**WORK REQUIRED**
Count every line in the entries that contains "with". Report that count alone.

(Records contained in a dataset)
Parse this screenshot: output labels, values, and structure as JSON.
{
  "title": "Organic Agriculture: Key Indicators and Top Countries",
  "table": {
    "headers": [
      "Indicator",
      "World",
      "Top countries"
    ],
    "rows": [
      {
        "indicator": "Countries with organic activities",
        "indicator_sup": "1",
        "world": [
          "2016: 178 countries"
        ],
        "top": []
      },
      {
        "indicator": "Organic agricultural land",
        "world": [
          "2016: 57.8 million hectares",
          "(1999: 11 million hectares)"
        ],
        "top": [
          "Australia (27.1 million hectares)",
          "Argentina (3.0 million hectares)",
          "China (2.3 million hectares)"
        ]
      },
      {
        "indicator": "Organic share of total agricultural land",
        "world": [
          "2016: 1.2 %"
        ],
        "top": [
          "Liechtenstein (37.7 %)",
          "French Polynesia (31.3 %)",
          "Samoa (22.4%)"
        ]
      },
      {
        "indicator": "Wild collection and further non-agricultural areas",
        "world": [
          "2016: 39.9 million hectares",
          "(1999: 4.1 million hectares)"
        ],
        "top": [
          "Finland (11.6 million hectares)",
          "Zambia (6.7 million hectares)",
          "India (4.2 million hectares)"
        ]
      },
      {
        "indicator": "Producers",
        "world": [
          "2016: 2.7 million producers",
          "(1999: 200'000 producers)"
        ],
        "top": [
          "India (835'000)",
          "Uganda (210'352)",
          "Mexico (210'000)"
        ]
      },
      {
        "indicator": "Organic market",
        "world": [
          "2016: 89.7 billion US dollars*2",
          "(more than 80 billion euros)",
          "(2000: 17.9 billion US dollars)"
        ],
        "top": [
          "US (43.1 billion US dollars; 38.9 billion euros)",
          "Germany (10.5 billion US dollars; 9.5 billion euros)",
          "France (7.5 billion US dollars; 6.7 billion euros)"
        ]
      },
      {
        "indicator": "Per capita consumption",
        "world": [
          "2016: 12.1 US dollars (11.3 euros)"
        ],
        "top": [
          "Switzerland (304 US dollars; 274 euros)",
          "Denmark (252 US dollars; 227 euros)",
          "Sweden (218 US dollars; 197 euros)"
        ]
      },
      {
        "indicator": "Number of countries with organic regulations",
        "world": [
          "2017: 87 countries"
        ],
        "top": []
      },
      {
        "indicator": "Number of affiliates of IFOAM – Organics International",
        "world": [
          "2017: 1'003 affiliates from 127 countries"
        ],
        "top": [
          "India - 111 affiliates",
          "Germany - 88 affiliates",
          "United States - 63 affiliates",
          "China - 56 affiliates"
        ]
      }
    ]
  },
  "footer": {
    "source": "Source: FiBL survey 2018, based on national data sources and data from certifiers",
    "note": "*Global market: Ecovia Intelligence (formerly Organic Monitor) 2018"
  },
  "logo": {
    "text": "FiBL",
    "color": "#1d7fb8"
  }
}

**RIGHT ANSWER**
2